Problem statement: Print the entries in full, word for word, but not the pictures.

*** Records supplied

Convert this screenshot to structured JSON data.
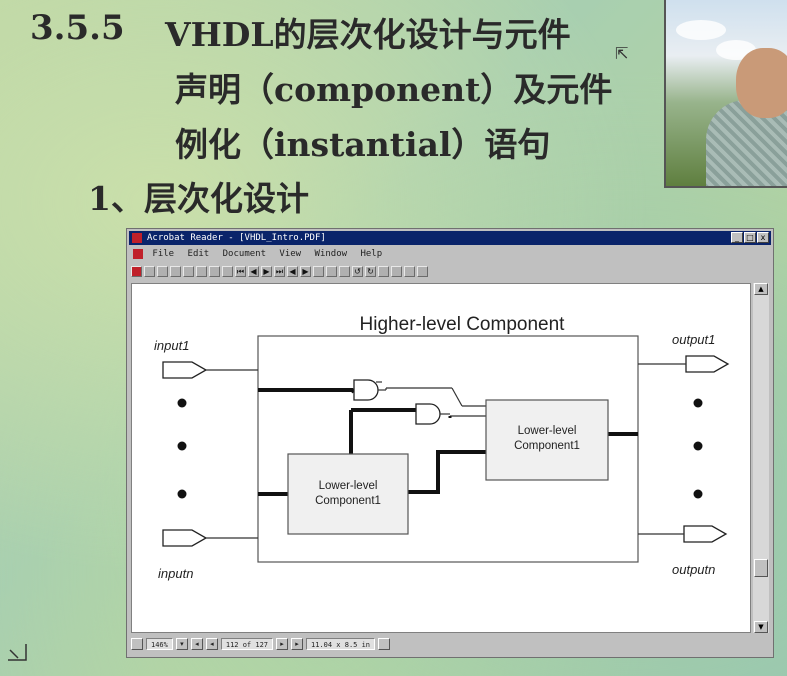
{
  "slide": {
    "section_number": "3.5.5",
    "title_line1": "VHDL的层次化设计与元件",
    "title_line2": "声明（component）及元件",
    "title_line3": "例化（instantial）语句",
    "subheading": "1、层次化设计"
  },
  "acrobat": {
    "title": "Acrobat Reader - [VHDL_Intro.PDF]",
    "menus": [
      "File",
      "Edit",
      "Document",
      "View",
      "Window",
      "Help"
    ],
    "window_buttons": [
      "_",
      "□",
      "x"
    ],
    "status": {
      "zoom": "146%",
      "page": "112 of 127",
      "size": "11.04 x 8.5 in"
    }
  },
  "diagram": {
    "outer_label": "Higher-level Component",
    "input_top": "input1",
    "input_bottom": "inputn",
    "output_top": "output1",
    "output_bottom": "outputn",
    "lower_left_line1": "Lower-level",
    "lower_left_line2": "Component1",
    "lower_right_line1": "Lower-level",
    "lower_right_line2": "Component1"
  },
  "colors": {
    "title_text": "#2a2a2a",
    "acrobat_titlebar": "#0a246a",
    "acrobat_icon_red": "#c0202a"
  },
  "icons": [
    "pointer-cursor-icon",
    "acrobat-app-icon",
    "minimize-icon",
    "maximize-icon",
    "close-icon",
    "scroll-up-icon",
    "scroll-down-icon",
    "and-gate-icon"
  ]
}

******

Correct response:
Convert this screenshot to structured JSON data.
{
  "slide": {
    "section_number": "3.5.5",
    "title_line1": "VHDL的层次化设计与元件",
    "title_line2": "声明（component）及元件",
    "title_line3": "例化（instantial）语句",
    "subheading": "1、层次化设计"
  },
  "acrobat": {
    "title": "Acrobat Reader - [VHDL_Intro.PDF]",
    "menus": [
      "File",
      "Edit",
      "Document",
      "View",
      "Window",
      "Help"
    ],
    "window_buttons": [
      "_",
      "□",
      "x"
    ],
    "status": {
      "zoom": "146%",
      "page": "112 of 127",
      "size": "11.04 x 8.5 in"
    }
  },
  "diagram": {
    "outer_label": "Higher-level Component",
    "input_top": "input1",
    "input_bottom": "inputn",
    "output_top": "output1",
    "output_bottom": "outputn",
    "lower_left_line1": "Lower-level",
    "lower_left_line2": "Component1",
    "lower_right_line1": "Lower-level",
    "lower_right_line2": "Component1"
  },
  "colors": {
    "title_text": "#2a2a2a",
    "acrobat_titlebar": "#0a246a",
    "acrobat_icon_red": "#c0202a"
  },
  "icons": [
    "pointer-cursor-icon",
    "acrobat-app-icon",
    "minimize-icon",
    "maximize-icon",
    "close-icon",
    "scroll-up-icon",
    "scroll-down-icon",
    "and-gate-icon"
  ]
}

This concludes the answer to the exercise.